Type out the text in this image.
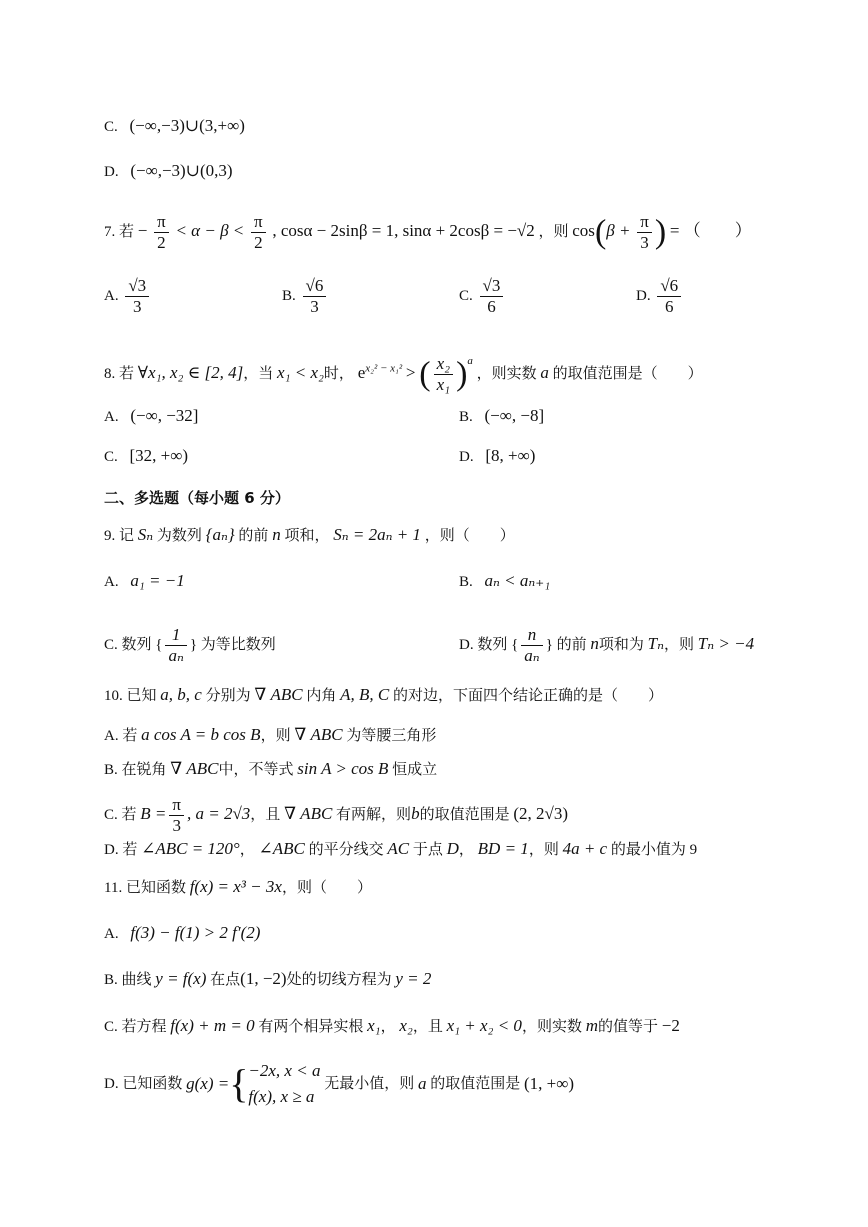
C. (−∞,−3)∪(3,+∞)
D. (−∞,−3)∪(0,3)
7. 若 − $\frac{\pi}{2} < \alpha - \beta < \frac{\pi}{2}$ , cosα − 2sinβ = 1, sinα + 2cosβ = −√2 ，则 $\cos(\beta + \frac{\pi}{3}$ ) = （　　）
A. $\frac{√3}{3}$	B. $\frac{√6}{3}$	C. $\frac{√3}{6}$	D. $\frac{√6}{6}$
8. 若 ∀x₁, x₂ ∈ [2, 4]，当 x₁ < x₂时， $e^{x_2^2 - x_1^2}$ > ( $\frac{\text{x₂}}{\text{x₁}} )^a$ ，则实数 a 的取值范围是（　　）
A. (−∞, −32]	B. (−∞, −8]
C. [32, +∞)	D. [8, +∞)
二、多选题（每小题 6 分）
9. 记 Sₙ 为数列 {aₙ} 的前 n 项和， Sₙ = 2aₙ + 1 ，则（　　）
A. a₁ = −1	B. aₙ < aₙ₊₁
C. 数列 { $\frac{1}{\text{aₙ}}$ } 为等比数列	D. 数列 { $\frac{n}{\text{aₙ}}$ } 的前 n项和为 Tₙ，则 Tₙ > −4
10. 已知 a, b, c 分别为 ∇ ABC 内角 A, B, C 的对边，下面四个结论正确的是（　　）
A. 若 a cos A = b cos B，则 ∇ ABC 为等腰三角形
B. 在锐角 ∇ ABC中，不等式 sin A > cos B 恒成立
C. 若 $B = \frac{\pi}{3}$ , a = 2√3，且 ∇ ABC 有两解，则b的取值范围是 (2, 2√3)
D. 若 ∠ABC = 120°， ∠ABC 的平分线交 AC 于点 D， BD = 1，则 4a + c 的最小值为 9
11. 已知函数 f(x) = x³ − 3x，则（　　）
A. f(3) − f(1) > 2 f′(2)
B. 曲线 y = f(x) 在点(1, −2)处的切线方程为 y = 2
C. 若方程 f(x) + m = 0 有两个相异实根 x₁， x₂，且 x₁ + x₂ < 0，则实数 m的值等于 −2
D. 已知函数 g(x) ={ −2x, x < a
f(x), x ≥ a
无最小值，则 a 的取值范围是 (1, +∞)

────────────────────────────────────────

Problem to work on | Your task is to transcribe all of the records precisely, with no images included.

Full solution |
Type out the text in this image.
C. (−∞,−3)∪(3,+∞)
D. (−∞,−3)∪(0,3)
7. 若 − $\frac{\pi}{2} < \alpha - \beta < \frac{\pi}{2}$ , cosα − 2sinβ = 1, sinα + 2cosβ = −√2 ，则 $\cos(\beta + \frac{\pi}{3}$ ) = （　　）
A. $\frac{√3}{3}$	B. $\frac{√6}{3}$	C. $\frac{√3}{6}$	D. $\frac{√6}{6}$
8. 若 ∀x₁, x₂ ∈ [2, 4]，当 x₁ < x₂时， $e^{x_2^2 - x_1^2}$ > ( $\frac{\text{x₂}}{\text{x₁}} )^a$ ，则实数 a 的取值范围是（　　）
A. (−∞, −32]	B. (−∞, −8]
C. [32, +∞)	D. [8, +∞)
二、多选题（每小题 6 分）
9. 记 Sₙ 为数列 {aₙ} 的前 n 项和， Sₙ = 2aₙ + 1 ，则（　　）
A. a₁ = −1	B. aₙ < aₙ₊₁
C. 数列 { $\frac{1}{\text{aₙ}}$ } 为等比数列	D. 数列 { $\frac{n}{\text{aₙ}}$ } 的前 n项和为 Tₙ，则 Tₙ > −4
10. 已知 a, b, c 分别为 ∇ ABC 内角 A, B, C 的对边，下面四个结论正确的是（　　）
A. 若 a cos A = b cos B，则 ∇ ABC 为等腰三角形
B. 在锐角 ∇ ABC中，不等式 sin A > cos B 恒成立
C. 若 $B = \frac{\pi}{3}$ , a = 2√3，且 ∇ ABC 有两解，则b的取值范围是 (2, 2√3)
D. 若 ∠ABC = 120°， ∠ABC 的平分线交 AC 于点 D， BD = 1，则 4a + c 的最小值为 9
11. 已知函数 f(x) = x³ − 3x，则（　　）
A. f(3) − f(1) > 2 f′(2)
B. 曲线 y = f(x) 在点(1, −2)处的切线方程为 y = 2
C. 若方程 f(x) + m = 0 有两个相异实根 x₁， x₂，且 x₁ + x₂ < 0，则实数 m的值等于 −2
D. 已知函数 g(x) ={ −2x, x < a
f(x), x ≥ a
无最小值，则 a 的取值范围是 (1, +∞)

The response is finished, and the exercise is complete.